### Set task
For the copy, please give all of the data again exactly and leave the pictures out.

### Data for the task
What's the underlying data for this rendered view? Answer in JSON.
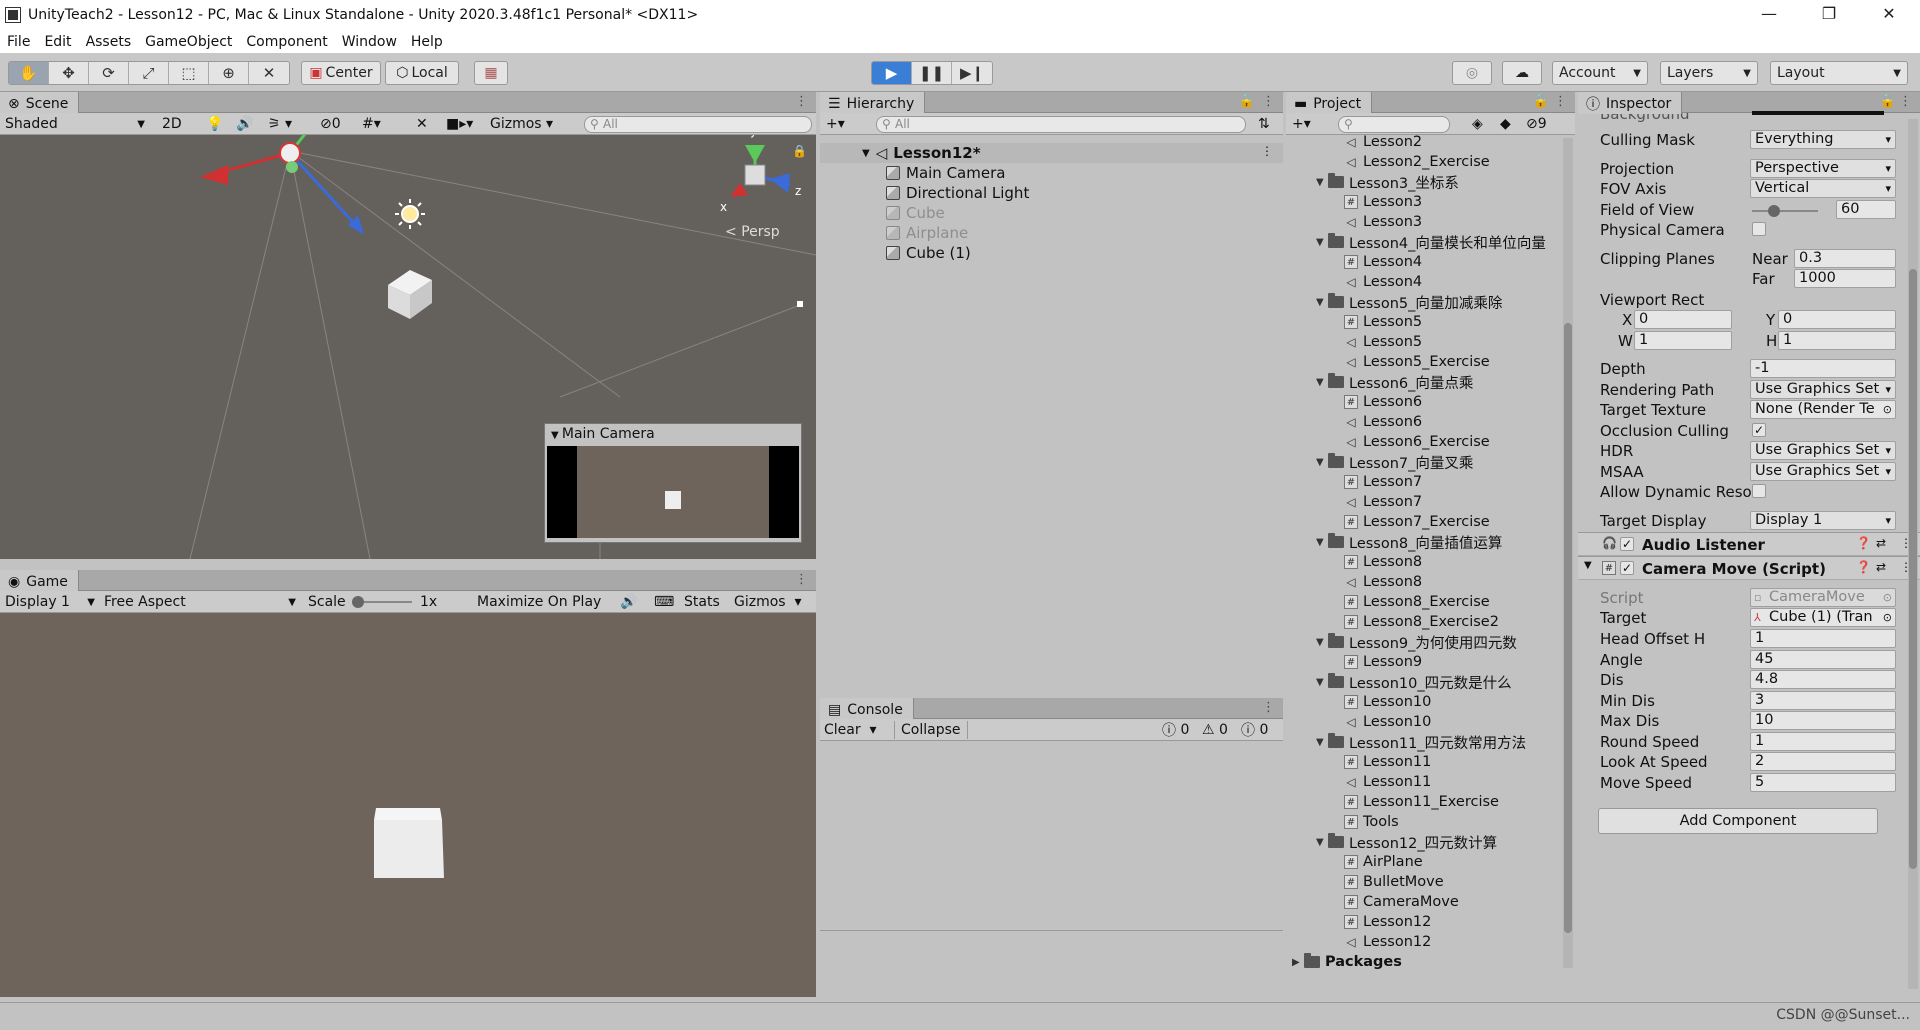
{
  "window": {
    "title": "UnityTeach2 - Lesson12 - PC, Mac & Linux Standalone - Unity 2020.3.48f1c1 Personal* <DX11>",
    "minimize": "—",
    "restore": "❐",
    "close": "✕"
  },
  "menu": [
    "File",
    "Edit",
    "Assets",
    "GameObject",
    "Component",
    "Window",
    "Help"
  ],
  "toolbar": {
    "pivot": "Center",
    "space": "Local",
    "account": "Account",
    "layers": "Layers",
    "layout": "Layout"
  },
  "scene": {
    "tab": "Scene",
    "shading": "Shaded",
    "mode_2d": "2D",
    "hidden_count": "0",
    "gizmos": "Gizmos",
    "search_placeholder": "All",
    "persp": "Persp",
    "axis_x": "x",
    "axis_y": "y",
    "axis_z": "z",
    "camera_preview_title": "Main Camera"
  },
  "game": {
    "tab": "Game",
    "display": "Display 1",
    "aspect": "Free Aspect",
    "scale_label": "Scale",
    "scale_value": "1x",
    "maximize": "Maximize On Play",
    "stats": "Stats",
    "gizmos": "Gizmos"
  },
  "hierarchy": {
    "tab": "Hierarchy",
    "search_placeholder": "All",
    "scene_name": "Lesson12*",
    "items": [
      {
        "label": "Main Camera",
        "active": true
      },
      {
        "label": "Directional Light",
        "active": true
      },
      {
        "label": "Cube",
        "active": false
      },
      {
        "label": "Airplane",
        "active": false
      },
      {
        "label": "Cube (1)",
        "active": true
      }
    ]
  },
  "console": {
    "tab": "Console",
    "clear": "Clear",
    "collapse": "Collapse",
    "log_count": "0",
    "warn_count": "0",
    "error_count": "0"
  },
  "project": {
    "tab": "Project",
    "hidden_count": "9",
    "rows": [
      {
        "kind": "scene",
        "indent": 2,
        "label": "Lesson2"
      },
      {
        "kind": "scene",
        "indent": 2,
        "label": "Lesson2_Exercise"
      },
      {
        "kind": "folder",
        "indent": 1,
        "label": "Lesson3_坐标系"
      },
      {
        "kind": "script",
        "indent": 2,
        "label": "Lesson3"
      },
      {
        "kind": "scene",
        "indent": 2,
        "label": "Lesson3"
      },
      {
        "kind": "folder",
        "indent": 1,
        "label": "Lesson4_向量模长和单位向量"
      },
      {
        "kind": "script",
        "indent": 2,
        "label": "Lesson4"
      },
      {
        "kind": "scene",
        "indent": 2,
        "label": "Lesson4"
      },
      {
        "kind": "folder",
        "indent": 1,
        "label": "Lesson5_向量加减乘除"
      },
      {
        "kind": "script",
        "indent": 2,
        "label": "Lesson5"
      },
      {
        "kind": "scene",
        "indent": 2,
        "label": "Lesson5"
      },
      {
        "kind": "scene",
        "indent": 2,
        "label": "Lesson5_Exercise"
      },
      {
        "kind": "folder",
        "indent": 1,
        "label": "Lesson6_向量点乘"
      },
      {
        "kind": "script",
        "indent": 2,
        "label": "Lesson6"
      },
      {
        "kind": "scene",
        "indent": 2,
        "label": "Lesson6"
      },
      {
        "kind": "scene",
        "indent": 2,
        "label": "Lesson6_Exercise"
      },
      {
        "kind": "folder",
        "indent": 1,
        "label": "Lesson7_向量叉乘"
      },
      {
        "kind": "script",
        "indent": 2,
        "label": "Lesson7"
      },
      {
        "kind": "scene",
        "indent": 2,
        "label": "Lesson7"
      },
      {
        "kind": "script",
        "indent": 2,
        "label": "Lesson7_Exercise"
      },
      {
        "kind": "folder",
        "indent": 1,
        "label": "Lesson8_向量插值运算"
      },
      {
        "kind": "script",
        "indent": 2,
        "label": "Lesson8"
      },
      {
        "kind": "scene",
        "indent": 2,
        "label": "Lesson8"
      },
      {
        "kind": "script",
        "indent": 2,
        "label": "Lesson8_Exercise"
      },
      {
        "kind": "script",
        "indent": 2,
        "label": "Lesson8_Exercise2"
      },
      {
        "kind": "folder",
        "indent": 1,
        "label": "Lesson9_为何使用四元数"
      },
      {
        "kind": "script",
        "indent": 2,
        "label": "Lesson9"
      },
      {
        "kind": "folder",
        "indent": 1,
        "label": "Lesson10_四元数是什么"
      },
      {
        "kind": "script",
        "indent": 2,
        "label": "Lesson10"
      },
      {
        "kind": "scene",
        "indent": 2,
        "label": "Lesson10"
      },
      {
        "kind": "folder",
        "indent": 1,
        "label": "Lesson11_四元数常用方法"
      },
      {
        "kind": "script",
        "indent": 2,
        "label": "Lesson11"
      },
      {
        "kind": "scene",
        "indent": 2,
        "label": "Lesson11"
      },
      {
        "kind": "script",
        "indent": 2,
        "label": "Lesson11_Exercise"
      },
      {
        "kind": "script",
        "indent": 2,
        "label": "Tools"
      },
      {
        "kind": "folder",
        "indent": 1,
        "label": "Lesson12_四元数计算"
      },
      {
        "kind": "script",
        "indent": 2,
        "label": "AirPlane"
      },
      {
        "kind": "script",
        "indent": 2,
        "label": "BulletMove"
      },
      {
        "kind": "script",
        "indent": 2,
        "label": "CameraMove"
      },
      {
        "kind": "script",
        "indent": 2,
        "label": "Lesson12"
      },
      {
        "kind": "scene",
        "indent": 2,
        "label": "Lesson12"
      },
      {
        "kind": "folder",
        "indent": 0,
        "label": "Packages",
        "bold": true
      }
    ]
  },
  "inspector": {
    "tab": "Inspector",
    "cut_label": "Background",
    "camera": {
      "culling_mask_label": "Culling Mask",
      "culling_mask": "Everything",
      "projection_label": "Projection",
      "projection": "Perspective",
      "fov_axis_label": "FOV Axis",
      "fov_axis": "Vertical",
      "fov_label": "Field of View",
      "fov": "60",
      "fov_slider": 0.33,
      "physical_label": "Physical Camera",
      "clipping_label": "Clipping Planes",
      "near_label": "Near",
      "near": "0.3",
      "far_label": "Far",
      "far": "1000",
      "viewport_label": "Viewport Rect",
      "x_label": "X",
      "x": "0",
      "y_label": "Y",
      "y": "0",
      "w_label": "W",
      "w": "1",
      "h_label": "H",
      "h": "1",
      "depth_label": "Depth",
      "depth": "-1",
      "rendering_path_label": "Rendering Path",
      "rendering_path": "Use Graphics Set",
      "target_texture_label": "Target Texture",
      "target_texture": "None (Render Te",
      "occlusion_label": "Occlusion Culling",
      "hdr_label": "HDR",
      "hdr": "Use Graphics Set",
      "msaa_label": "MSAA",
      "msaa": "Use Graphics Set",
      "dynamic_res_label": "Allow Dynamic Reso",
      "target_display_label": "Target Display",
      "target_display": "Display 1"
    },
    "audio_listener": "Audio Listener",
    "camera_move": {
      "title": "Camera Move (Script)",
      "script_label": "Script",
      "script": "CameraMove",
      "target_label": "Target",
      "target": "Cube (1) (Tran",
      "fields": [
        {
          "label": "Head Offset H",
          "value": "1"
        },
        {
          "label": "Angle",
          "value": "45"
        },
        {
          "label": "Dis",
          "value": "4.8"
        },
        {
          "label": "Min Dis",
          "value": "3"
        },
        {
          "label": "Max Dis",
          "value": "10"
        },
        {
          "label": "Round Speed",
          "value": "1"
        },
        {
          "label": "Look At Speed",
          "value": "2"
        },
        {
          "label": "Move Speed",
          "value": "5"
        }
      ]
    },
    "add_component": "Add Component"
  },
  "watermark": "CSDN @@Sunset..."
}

### Worked answer
What's the underlying data for this rendered view? Answer in JSON.
{
  "window": {
    "title": "UnityTeach2 - Lesson12 - PC, Mac & Linux Standalone - Unity 2020.3.48f1c1 Personal* <DX11>",
    "minimize": "—",
    "restore": "❐",
    "close": "✕"
  },
  "menu": [
    "File",
    "Edit",
    "Assets",
    "GameObject",
    "Component",
    "Window",
    "Help"
  ],
  "toolbar": {
    "pivot": "Center",
    "space": "Local",
    "account": "Account",
    "layers": "Layers",
    "layout": "Layout"
  },
  "scene": {
    "tab": "Scene",
    "shading": "Shaded",
    "mode_2d": "2D",
    "hidden_count": "0",
    "gizmos": "Gizmos",
    "search_placeholder": "All",
    "persp": "Persp",
    "axis_x": "x",
    "axis_y": "y",
    "axis_z": "z",
    "camera_preview_title": "Main Camera"
  },
  "game": {
    "tab": "Game",
    "display": "Display 1",
    "aspect": "Free Aspect",
    "scale_label": "Scale",
    "scale_value": "1x",
    "maximize": "Maximize On Play",
    "stats": "Stats",
    "gizmos": "Gizmos"
  },
  "hierarchy": {
    "tab": "Hierarchy",
    "search_placeholder": "All",
    "scene_name": "Lesson12*",
    "items": [
      {
        "label": "Main Camera",
        "active": true
      },
      {
        "label": "Directional Light",
        "active": true
      },
      {
        "label": "Cube",
        "active": false
      },
      {
        "label": "Airplane",
        "active": false
      },
      {
        "label": "Cube (1)",
        "active": true
      }
    ]
  },
  "console": {
    "tab": "Console",
    "clear": "Clear",
    "collapse": "Collapse",
    "log_count": "0",
    "warn_count": "0",
    "error_count": "0"
  },
  "project": {
    "tab": "Project",
    "hidden_count": "9",
    "rows": [
      {
        "kind": "scene",
        "indent": 2,
        "label": "Lesson2"
      },
      {
        "kind": "scene",
        "indent": 2,
        "label": "Lesson2_Exercise"
      },
      {
        "kind": "folder",
        "indent": 1,
        "label": "Lesson3_坐标系"
      },
      {
        "kind": "script",
        "indent": 2,
        "label": "Lesson3"
      },
      {
        "kind": "scene",
        "indent": 2,
        "label": "Lesson3"
      },
      {
        "kind": "folder",
        "indent": 1,
        "label": "Lesson4_向量模长和单位向量"
      },
      {
        "kind": "script",
        "indent": 2,
        "label": "Lesson4"
      },
      {
        "kind": "scene",
        "indent": 2,
        "label": "Lesson4"
      },
      {
        "kind": "folder",
        "indent": 1,
        "label": "Lesson5_向量加减乘除"
      },
      {
        "kind": "script",
        "indent": 2,
        "label": "Lesson5"
      },
      {
        "kind": "scene",
        "indent": 2,
        "label": "Lesson5"
      },
      {
        "kind": "scene",
        "indent": 2,
        "label": "Lesson5_Exercise"
      },
      {
        "kind": "folder",
        "indent": 1,
        "label": "Lesson6_向量点乘"
      },
      {
        "kind": "script",
        "indent": 2,
        "label": "Lesson6"
      },
      {
        "kind": "scene",
        "indent": 2,
        "label": "Lesson6"
      },
      {
        "kind": "scene",
        "indent": 2,
        "label": "Lesson6_Exercise"
      },
      {
        "kind": "folder",
        "indent": 1,
        "label": "Lesson7_向量叉乘"
      },
      {
        "kind": "script",
        "indent": 2,
        "label": "Lesson7"
      },
      {
        "kind": "scene",
        "indent": 2,
        "label": "Lesson7"
      },
      {
        "kind": "script",
        "indent": 2,
        "label": "Lesson7_Exercise"
      },
      {
        "kind": "folder",
        "indent": 1,
        "label": "Lesson8_向量插值运算"
      },
      {
        "kind": "script",
        "indent": 2,
        "label": "Lesson8"
      },
      {
        "kind": "scene",
        "indent": 2,
        "label": "Lesson8"
      },
      {
        "kind": "script",
        "indent": 2,
        "label": "Lesson8_Exercise"
      },
      {
        "kind": "script",
        "indent": 2,
        "label": "Lesson8_Exercise2"
      },
      {
        "kind": "folder",
        "indent": 1,
        "label": "Lesson9_为何使用四元数"
      },
      {
        "kind": "script",
        "indent": 2,
        "label": "Lesson9"
      },
      {
        "kind": "folder",
        "indent": 1,
        "label": "Lesson10_四元数是什么"
      },
      {
        "kind": "script",
        "indent": 2,
        "label": "Lesson10"
      },
      {
        "kind": "scene",
        "indent": 2,
        "label": "Lesson10"
      },
      {
        "kind": "folder",
        "indent": 1,
        "label": "Lesson11_四元数常用方法"
      },
      {
        "kind": "script",
        "indent": 2,
        "label": "Lesson11"
      },
      {
        "kind": "scene",
        "indent": 2,
        "label": "Lesson11"
      },
      {
        "kind": "script",
        "indent": 2,
        "label": "Lesson11_Exercise"
      },
      {
        "kind": "script",
        "indent": 2,
        "label": "Tools"
      },
      {
        "kind": "folder",
        "indent": 1,
        "label": "Lesson12_四元数计算"
      },
      {
        "kind": "script",
        "indent": 2,
        "label": "AirPlane"
      },
      {
        "kind": "script",
        "indent": 2,
        "label": "BulletMove"
      },
      {
        "kind": "script",
        "indent": 2,
        "label": "CameraMove"
      },
      {
        "kind": "script",
        "indent": 2,
        "label": "Lesson12"
      },
      {
        "kind": "scene",
        "indent": 2,
        "label": "Lesson12"
      },
      {
        "kind": "folder",
        "indent": 0,
        "label": "Packages",
        "bold": true
      }
    ]
  },
  "inspector": {
    "tab": "Inspector",
    "cut_label": "Background",
    "camera": {
      "culling_mask_label": "Culling Mask",
      "culling_mask": "Everything",
      "projection_label": "Projection",
      "projection": "Perspective",
      "fov_axis_label": "FOV Axis",
      "fov_axis": "Vertical",
      "fov_label": "Field of View",
      "fov": "60",
      "fov_slider": 0.33,
      "physical_label": "Physical Camera",
      "clipping_label": "Clipping Planes",
      "near_label": "Near",
      "near": "0.3",
      "far_label": "Far",
      "far": "1000",
      "viewport_label": "Viewport Rect",
      "x_label": "X",
      "x": "0",
      "y_label": "Y",
      "y": "0",
      "w_label": "W",
      "w": "1",
      "h_label": "H",
      "h": "1",
      "depth_label": "Depth",
      "depth": "-1",
      "rendering_path_label": "Rendering Path",
      "rendering_path": "Use Graphics Set",
      "target_texture_label": "Target Texture",
      "target_texture": "None (Render Te",
      "occlusion_label": "Occlusion Culling",
      "hdr_label": "HDR",
      "hdr": "Use Graphics Set",
      "msaa_label": "MSAA",
      "msaa": "Use Graphics Set",
      "dynamic_res_label": "Allow Dynamic Reso",
      "target_display_label": "Target Display",
      "target_display": "Display 1"
    },
    "audio_listener": "Audio Listener",
    "camera_move": {
      "title": "Camera Move (Script)",
      "script_label": "Script",
      "script": "CameraMove",
      "target_label": "Target",
      "target": "Cube (1) (Tran",
      "fields": [
        {
          "label": "Head Offset H",
          "value": "1"
        },
        {
          "label": "Angle",
          "value": "45"
        },
        {
          "label": "Dis",
          "value": "4.8"
        },
        {
          "label": "Min Dis",
          "value": "3"
        },
        {
          "label": "Max Dis",
          "value": "10"
        },
        {
          "label": "Round Speed",
          "value": "1"
        },
        {
          "label": "Look At Speed",
          "value": "2"
        },
        {
          "label": "Move Speed",
          "value": "5"
        }
      ]
    },
    "add_component": "Add Component"
  },
  "watermark": "CSDN @@Sunset..."
}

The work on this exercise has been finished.